Extracted data entries -

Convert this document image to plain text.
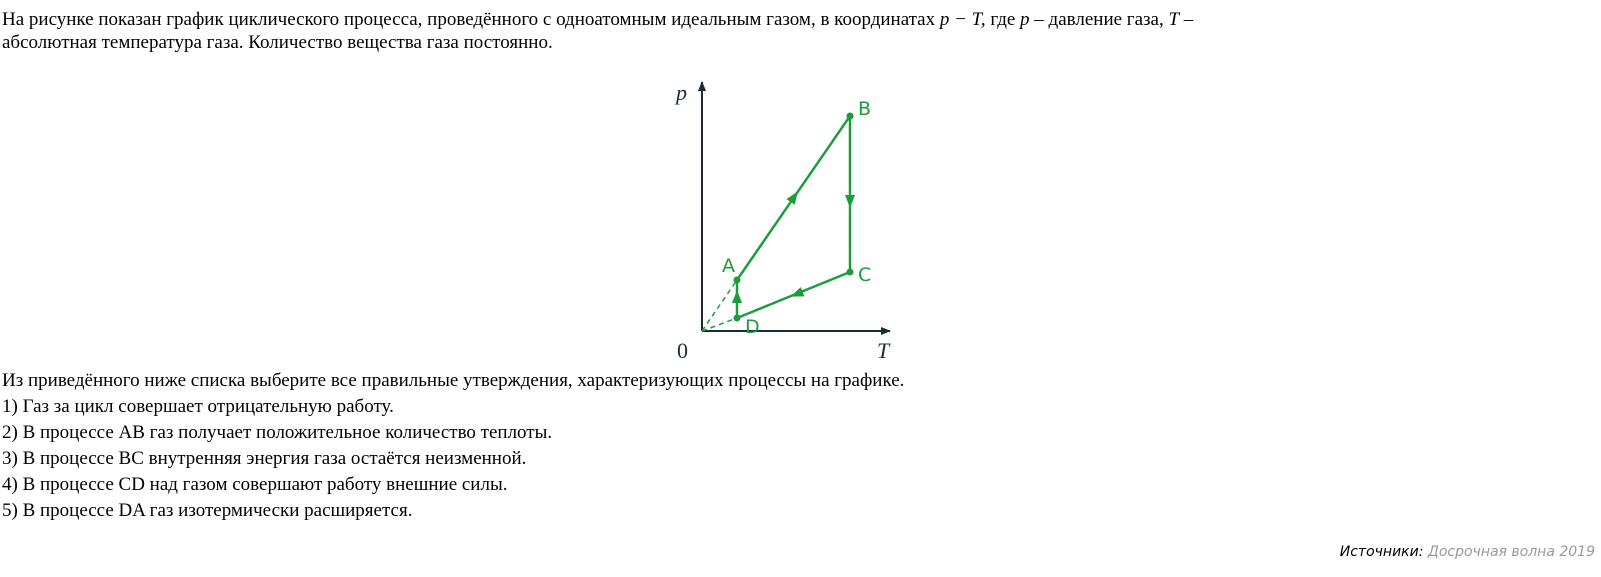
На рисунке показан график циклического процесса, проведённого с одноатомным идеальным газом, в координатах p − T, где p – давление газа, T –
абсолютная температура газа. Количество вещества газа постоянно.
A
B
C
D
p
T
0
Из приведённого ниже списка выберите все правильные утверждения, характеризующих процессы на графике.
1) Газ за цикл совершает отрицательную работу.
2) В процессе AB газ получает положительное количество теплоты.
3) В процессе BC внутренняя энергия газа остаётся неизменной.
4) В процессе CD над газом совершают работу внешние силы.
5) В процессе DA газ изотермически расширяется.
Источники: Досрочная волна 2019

TASK REQUIREMENTS - Copy all of the entries verbatim, leaving out any pictures they contain.

IN RESPONSE -
Convert this document image to plain text.
На рисунке показан график циклического процесса, проведённого с одноатомным идеальным газом, в координатах p − T, где p – давление газа, T –
абсолютная температура газа. Количество вещества газа постоянно.
A
B
C
D
p
T
0
Из приведённого ниже списка выберите все правильные утверждения, характеризующих процессы на графике.
1) Газ за цикл совершает отрицательную работу.
2) В процессе AB газ получает положительное количество теплоты.
3) В процессе BC внутренняя энергия газа остаётся неизменной.
4) В процессе CD над газом совершают работу внешние силы.
5) В процессе DA газ изотермически расширяется.
Источники: Досрочная волна 2019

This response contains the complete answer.